___ FRAGMENTO CITADO

Por eso, concuerdo con Felipe Portales cuando dice: “La Concertación debe explicaciones”. (vid Clarin.cl). Pero la explicación no puede ser cándida ni cínica. No todo se explica por el veto de la derecha. Al contrario. Ocurrió porque los vetos estaban, fundamentalmente, dentro de la misma Concertación. La Concertación misma operó como un veto durante 20 años. Ese modelo, en que el “partido transversal”, conocido como “mapu-martínez”, gerenciaba el país junto a la derecha económica, se asentó culturalmente en las bases socio-políticas del votante del NO.

______
___ DATOS PROPORCIONADOS

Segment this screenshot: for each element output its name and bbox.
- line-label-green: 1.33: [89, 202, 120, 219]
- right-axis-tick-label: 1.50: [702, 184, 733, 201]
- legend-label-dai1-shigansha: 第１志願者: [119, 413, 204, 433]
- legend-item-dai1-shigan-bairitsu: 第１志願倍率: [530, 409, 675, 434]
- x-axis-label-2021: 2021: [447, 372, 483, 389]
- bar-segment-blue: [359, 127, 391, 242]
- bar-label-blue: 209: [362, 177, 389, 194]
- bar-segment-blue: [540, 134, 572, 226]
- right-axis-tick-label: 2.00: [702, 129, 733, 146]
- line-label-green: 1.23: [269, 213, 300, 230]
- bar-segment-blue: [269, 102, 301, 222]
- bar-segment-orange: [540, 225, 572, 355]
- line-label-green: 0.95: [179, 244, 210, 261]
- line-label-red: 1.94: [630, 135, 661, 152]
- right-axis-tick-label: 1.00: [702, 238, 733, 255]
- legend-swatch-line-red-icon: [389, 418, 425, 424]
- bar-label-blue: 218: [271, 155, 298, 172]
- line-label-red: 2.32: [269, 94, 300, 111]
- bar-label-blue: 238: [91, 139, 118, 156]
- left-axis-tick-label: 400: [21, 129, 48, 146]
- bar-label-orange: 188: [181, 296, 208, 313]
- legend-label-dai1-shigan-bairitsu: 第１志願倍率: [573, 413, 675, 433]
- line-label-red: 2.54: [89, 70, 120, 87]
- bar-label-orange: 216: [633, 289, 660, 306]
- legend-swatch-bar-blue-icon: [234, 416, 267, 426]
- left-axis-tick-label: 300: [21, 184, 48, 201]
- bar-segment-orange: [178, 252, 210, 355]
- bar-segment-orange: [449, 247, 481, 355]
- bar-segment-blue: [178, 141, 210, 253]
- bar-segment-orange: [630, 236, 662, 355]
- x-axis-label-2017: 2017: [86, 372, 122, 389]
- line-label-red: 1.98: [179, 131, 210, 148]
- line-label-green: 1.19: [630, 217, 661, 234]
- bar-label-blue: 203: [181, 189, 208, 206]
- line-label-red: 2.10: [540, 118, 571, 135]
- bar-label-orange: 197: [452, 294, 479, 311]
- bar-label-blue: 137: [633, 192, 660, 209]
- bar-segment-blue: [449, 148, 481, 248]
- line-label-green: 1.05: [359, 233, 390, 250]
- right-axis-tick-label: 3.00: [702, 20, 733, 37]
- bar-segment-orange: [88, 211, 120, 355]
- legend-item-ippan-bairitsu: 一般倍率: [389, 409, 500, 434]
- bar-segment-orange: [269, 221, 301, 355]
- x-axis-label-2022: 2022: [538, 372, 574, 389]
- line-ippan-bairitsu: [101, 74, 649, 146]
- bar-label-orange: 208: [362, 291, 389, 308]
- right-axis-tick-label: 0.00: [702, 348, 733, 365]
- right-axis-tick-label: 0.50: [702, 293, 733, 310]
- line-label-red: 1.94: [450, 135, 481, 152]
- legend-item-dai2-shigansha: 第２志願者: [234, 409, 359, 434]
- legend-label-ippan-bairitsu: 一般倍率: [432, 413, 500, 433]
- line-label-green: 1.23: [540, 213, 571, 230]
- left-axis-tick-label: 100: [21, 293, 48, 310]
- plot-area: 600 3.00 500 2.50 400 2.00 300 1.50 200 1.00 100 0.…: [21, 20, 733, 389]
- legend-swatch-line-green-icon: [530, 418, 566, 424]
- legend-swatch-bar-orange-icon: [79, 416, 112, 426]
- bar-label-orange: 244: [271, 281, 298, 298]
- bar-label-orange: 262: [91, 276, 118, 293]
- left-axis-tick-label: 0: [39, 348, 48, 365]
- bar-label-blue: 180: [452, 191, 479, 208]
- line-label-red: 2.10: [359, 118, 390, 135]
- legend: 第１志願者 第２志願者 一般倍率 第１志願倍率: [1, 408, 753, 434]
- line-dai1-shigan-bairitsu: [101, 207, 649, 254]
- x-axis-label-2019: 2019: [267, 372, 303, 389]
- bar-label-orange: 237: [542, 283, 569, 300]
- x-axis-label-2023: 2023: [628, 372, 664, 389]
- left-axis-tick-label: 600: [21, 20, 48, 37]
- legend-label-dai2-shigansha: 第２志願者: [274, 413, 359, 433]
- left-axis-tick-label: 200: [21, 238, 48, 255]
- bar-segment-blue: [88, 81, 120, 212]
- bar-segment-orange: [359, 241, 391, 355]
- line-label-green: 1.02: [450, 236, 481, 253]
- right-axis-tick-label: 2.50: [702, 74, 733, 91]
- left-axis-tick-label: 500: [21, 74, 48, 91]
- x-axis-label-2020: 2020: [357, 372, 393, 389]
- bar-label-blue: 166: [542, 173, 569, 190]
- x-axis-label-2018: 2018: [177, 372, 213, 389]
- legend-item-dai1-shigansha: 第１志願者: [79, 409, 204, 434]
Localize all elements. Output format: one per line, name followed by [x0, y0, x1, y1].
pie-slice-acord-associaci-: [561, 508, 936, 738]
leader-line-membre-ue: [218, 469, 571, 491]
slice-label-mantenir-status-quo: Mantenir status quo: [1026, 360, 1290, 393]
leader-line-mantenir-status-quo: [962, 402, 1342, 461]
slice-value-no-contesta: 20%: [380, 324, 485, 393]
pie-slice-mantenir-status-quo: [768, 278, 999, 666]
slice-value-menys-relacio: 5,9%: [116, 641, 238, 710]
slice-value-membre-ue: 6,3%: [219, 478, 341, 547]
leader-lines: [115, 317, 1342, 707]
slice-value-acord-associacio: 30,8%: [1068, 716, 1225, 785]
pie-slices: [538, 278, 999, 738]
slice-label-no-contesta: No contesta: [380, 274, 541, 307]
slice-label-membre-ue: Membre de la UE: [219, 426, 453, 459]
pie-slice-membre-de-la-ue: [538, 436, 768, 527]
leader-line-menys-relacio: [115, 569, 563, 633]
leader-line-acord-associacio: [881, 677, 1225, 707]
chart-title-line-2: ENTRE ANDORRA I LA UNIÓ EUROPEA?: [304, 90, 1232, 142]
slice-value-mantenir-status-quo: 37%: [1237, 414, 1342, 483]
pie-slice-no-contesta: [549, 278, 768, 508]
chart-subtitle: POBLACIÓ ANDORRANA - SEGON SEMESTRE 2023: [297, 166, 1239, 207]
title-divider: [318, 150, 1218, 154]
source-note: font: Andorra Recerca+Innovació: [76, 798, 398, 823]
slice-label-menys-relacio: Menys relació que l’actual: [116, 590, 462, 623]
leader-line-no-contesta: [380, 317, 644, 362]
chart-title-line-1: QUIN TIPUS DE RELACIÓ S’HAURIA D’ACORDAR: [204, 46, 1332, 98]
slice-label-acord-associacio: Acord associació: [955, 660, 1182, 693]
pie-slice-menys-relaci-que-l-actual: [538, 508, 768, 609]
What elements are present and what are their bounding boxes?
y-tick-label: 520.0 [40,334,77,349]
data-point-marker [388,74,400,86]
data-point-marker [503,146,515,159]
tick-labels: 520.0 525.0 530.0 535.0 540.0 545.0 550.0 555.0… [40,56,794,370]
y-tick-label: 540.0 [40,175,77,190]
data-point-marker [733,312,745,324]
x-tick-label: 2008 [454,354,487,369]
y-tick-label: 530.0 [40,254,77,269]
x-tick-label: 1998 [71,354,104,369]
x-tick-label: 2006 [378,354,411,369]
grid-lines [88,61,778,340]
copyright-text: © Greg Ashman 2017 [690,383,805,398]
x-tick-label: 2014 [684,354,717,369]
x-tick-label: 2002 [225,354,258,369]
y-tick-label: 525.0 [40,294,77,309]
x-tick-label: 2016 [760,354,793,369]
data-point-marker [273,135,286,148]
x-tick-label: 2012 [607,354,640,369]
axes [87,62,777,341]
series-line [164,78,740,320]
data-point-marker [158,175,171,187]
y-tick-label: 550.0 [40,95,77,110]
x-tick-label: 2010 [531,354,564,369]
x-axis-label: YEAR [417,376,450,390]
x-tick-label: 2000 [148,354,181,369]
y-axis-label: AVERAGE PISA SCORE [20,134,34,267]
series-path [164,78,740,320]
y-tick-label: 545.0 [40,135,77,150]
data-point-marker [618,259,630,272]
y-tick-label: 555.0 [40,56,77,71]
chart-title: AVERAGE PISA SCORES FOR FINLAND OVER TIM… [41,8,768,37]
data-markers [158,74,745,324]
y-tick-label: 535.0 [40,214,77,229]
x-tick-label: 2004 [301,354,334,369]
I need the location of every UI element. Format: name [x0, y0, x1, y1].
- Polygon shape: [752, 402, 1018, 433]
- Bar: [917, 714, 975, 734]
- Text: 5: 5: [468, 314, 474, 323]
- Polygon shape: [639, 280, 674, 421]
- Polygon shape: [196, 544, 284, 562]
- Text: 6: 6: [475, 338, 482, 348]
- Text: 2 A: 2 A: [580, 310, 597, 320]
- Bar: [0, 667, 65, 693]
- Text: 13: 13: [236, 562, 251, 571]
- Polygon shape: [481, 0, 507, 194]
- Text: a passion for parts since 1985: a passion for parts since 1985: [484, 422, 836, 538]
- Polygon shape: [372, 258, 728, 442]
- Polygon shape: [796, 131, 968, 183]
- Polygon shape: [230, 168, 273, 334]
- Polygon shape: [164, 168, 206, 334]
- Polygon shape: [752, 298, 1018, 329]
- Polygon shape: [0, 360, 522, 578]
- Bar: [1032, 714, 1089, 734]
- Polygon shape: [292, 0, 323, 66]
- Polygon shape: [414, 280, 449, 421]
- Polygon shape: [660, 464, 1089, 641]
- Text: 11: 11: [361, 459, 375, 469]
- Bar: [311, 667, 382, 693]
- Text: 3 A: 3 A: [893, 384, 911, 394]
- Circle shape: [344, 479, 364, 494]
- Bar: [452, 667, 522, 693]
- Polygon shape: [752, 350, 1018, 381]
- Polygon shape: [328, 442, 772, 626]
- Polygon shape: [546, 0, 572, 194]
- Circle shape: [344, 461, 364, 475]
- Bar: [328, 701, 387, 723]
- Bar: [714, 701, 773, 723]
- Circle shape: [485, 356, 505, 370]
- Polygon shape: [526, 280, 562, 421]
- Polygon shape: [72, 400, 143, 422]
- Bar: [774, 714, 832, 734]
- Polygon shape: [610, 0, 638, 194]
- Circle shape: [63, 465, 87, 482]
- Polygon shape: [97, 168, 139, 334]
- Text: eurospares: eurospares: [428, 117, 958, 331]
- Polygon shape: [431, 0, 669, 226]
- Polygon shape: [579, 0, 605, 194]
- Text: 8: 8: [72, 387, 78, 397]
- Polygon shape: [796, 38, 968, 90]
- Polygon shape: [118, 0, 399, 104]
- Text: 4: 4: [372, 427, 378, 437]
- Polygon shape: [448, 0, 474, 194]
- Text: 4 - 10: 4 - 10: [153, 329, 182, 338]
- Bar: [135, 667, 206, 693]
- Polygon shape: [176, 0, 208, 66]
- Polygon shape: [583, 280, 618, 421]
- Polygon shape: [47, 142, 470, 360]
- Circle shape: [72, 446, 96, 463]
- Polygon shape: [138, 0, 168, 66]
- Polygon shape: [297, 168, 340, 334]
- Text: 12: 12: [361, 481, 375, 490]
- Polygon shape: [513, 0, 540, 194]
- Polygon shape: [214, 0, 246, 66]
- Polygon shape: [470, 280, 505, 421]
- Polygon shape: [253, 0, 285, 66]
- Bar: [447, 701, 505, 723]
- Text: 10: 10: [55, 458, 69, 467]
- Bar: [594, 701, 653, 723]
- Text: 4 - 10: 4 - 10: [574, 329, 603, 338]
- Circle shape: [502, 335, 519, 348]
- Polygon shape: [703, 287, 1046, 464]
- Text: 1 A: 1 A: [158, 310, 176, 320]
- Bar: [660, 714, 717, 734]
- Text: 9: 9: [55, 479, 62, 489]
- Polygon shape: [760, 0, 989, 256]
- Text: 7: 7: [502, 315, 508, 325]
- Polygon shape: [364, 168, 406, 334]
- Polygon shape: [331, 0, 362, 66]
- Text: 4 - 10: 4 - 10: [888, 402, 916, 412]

______

INSTRUCCIONES:
Por favor, copia del fragmento sobre la Concertación el tramo que va desde "Por eso, concuerdo" hasta "votante del NO.", sin cambiar nada.

RESULTADO:
Por eso, concuerdo con Felipe Portales cuando dice: “La Concertación debe explicaciones”. (vid Clarin.cl). Pero la explicación no puede ser cándida ni cínica. No todo se explica por el veto de la derecha. Al contrario. Ocurrió porque los vetos estaban, fundamentalmente, dentro de la misma Concertación. La Concertación misma operó como un veto durante 20 años. Ese modelo, en que el “partido transversal”, conocido como “mapu-martínez”, gerenciaba el país junto a la derecha económica, se asentó culturalmente en las bases socio-políticas del votante del NO.